■ SOURCE MATERIAL

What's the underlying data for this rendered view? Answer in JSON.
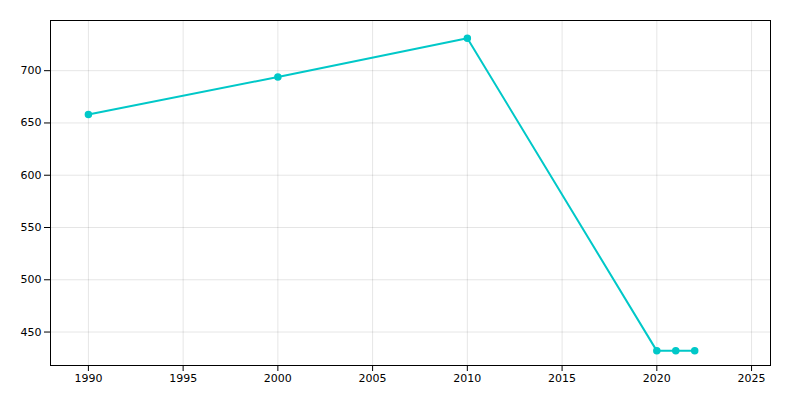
{
  "chart_data": {
    "type": "line",
    "x": [
      1990,
      2000,
      2010,
      2020,
      2021,
      2022
    ],
    "values": [
      658,
      694,
      731,
      432,
      432,
      432
    ],
    "color": "#00C8C8",
    "marker": "o",
    "xlim": [
      1988,
      2026
    ],
    "ylim": [
      418,
      748
    ],
    "xticks": [
      1990,
      1995,
      2000,
      2005,
      2010,
      2015,
      2020,
      2025
    ],
    "yticks": [
      450,
      500,
      550,
      600,
      650,
      700
    ],
    "grid": true
  }
}
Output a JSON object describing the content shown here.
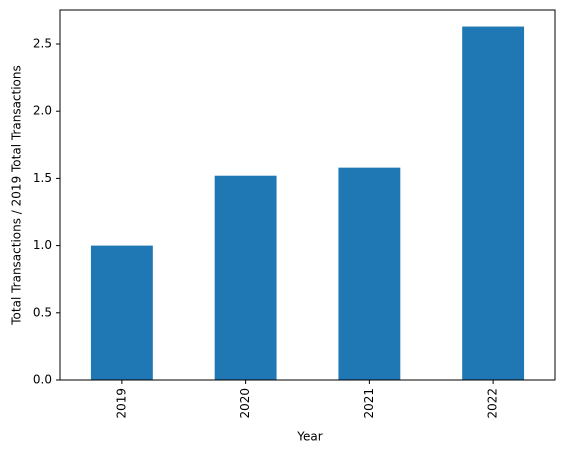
{
  "chart_data": {
    "type": "bar",
    "xlabel": "Year",
    "ylabel": "Total Transactions / 2019 Total Transactions",
    "categories": [
      "2019",
      "2020",
      "2021",
      "2022"
    ],
    "values": [
      1.0,
      1.52,
      1.58,
      2.63
    ],
    "color": "#1f77b4",
    "ylim": [
      0,
      2.753
    ],
    "yticks": [
      {
        "value": 0,
        "label": "0.0"
      },
      0.5,
      {
        "value": 1,
        "label": "1.0"
      },
      1.5,
      {
        "value": 2,
        "label": "2.0"
      },
      2.5
    ],
    "grid": false
  }
}
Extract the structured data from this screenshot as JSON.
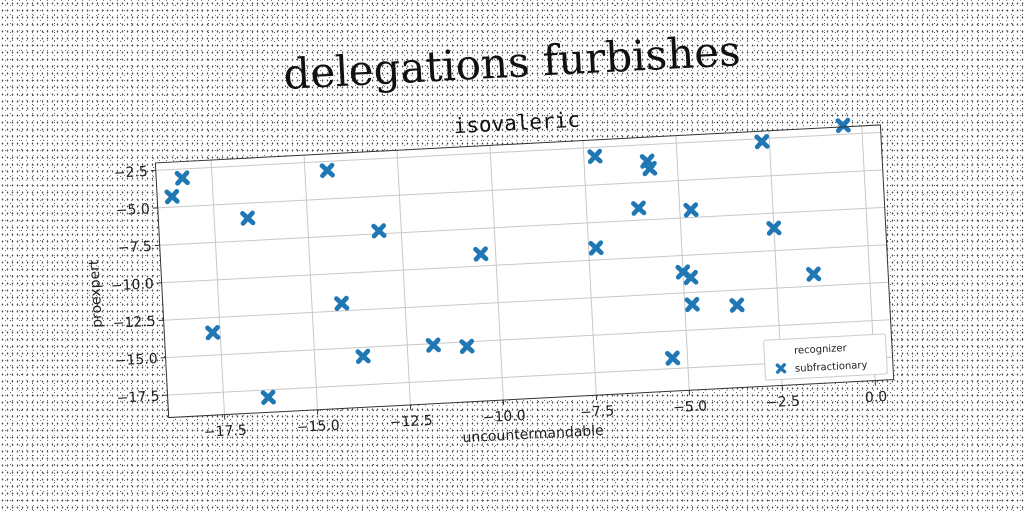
{
  "figure": {
    "suptitle": "delegations furbishes"
  },
  "chart_data": {
    "type": "scatter",
    "title": "isovaleric",
    "xlabel": "uncountermandable",
    "ylabel": "proexpert",
    "xlim": [
      -19.0,
      0.5
    ],
    "ylim": [
      -19.0,
      -2.0
    ],
    "xticks": [
      -17.5,
      -15.0,
      -12.5,
      -10.0,
      -7.5,
      -5.0,
      -2.5,
      0.0
    ],
    "yticks": [
      -2.5,
      -5.0,
      -7.5,
      -10.0,
      -12.5,
      -15.0,
      -17.5
    ],
    "xtick_labels": [
      "−17.5",
      "−15.0",
      "−12.5",
      "−10.0",
      "−7.5",
      "−5.0",
      "−2.5",
      "0.0"
    ],
    "ytick_labels": [
      "−2.5",
      "−5.0",
      "−7.5",
      "−10.0",
      "−12.5",
      "−15.0",
      "−17.5"
    ],
    "grid": true,
    "legend": {
      "placement": "lower-right",
      "entries": [
        {
          "label": "recognizer",
          "marker": "none"
        },
        {
          "label": "subfractionary",
          "marker": "X",
          "color": "#1f77b4"
        }
      ]
    },
    "series": [
      {
        "name": "subfractionary",
        "marker": "X",
        "color": "#1f77b4",
        "points": [
          [
            -18.6,
            -4.3
          ],
          [
            -18.3,
            -3.1
          ],
          [
            -17.7,
            -13.5
          ],
          [
            -16.6,
            -6.0
          ],
          [
            -16.3,
            -18.0
          ],
          [
            -14.4,
            -3.1
          ],
          [
            -14.2,
            -12.0
          ],
          [
            -13.7,
            -15.6
          ],
          [
            -13.1,
            -7.3
          ],
          [
            -11.8,
            -15.1
          ],
          [
            -10.9,
            -15.3
          ],
          [
            -10.4,
            -9.2
          ],
          [
            -7.3,
            -9.2
          ],
          [
            -7.2,
            -3.1
          ],
          [
            -6.1,
            -6.7
          ],
          [
            -5.8,
            -3.6
          ],
          [
            -5.75,
            -4.1
          ],
          [
            -5.4,
            -16.8
          ],
          [
            -5.0,
            -11.1
          ],
          [
            -4.8,
            -11.5
          ],
          [
            -4.8,
            -13.3
          ],
          [
            -4.7,
            -7.0
          ],
          [
            -3.6,
            -13.5
          ],
          [
            -2.7,
            -2.7
          ],
          [
            -2.5,
            -8.5
          ],
          [
            -1.5,
            -11.7
          ],
          [
            -0.5,
            -1.9
          ]
        ]
      }
    ]
  }
}
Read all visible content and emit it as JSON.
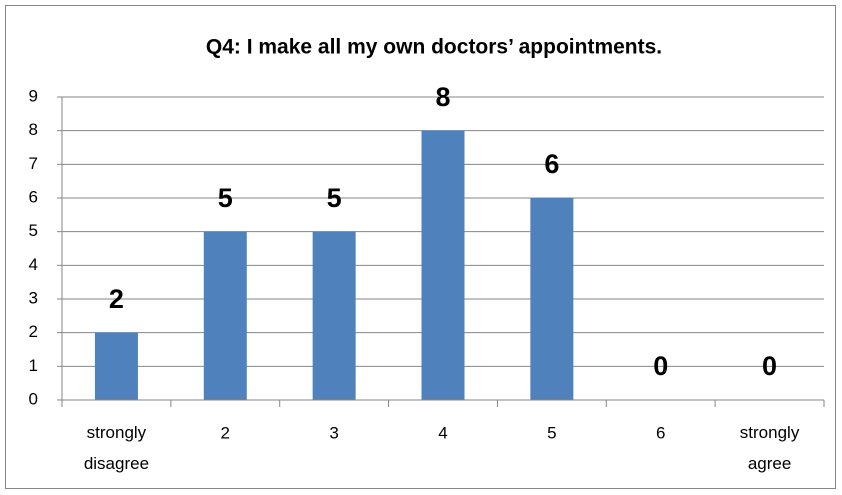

■ WHAT IS BEING ASKED
Please repeat the entries exactly. Do not include the pictures.

■ RESPONSE FOR THIS EXERCISE
What's the underlying data for this rendered view? Answer in JSON.
{
  "chart_data": {
    "type": "line",
    "x": [
      1990,
      2000,
      2010,
      2020,
      2021,
      2022
    ],
    "values": [
      658,
      694,
      731,
      432,
      432,
      432
    ],
    "color": "#00C8C8",
    "marker": "o",
    "xlim": [
      1988,
      2026
    ],
    "ylim": [
      418,
      748
    ],
    "xticks": [
      1990,
      1995,
      2000,
      2005,
      2010,
      2015,
      2020,
      2025
    ],
    "yticks": [
      450,
      500,
      550,
      600,
      650,
      700
    ],
    "grid": true
  }
}
Output a JSON object describing the content shown here.
{
  "chart_data": {
    "type": "bar",
    "xlabel": "Year",
    "ylabel": "Total Transactions / 2019 Total Transactions",
    "categories": [
      "2019",
      "2020",
      "2021",
      "2022"
    ],
    "values": [
      1.0,
      1.52,
      1.58,
      2.63
    ],
    "color": "#1f77b4",
    "ylim": [
      0,
      2.753
    ],
    "yticks": [
      {
        "value": 0,
        "label": "0.0"
      },
      0.5,
      {
        "value": 1,
        "label": "1.0"
      },
      1.5,
      {
        "value": 2,
        "label": "2.0"
      },
      2.5
    ],
    "grid": false
  }
}
Extract the structured data from this screenshot as JSON.
{
  "figure": {
    "suptitle": "delegations furbishes"
  },
  "chart_data": {
    "type": "scatter",
    "title": "isovaleric",
    "xlabel": "uncountermandable",
    "ylabel": "proexpert",
    "xlim": [
      -19.0,
      0.5
    ],
    "ylim": [
      -19.0,
      -2.0
    ],
    "xticks": [
      -17.5,
      -15.0,
      -12.5,
      -10.0,
      -7.5,
      -5.0,
      -2.5,
      0.0
    ],
    "yticks": [
      -2.5,
      -5.0,
      -7.5,
      -10.0,
      -12.5,
      -15.0,
      -17.5
    ],
    "xtick_labels": [
      "−17.5",
      "−15.0",
      "−12.5",
      "−10.0",
      "−7.5",
      "−5.0",
      "−2.5",
      "0.0"
    ],
    "ytick_labels": [
      "−2.5",
      "−5.0",
      "−7.5",
      "−10.0",
      "−12.5",
      "−15.0",
      "−17.5"
    ],
    "grid": true,
    "legend": {
      "placement": "lower-right",
      "entries": [
        {
          "label": "recognizer",
          "marker": "none"
        },
        {
          "label": "subfractionary",
          "marker": "X",
          "color": "#1f77b4"
        }
      ]
    },
    "series": [
      {
        "name": "subfractionary",
        "marker": "X",
        "color": "#1f77b4",
        "points": [
          [
            -18.6,
            -4.3
          ],
          [
            -18.3,
            -3.1
          ],
          [
            -17.7,
            -13.5
          ],
          [
            -16.6,
            -6.0
          ],
          [
            -16.3,
            -18.0
          ],
          [
            -14.4,
            -3.1
          ],
          [
            -14.2,
            -12.0
          ],
          [
            -13.7,
            -15.6
          ],
          [
            -13.1,
            -7.3
          ],
          [
            -11.8,
            -15.1
          ],
          [
            -10.9,
            -15.3
          ],
          [
            -10.4,
            -9.2
          ],
          [
            -7.3,
            -9.2
          ],
          [
            -7.2,
            -3.1
          ],
          [
            -6.1,
            -6.7
          ],
          [
            -5.8,
            -3.6
          ],
          [
            -5.75,
            -4.1
          ],
          [
            -5.4,
            -16.8
          ],
          [
            -5.0,
            -11.1
          ],
          [
            -4.8,
            -11.5
          ],
          [
            -4.8,
            -13.3
          ],
          [
            -4.7,
            -7.0
          ],
          [
            -3.6,
            -13.5
          ],
          [
            -2.7,
            -2.7
          ],
          [
            -2.5,
            -8.5
          ],
          [
            -1.5,
            -11.7
          ],
          [
            -0.5,
            -1.9
          ]
        ]
      }
    ]
  }
}
Read all visible content and emit it as JSON.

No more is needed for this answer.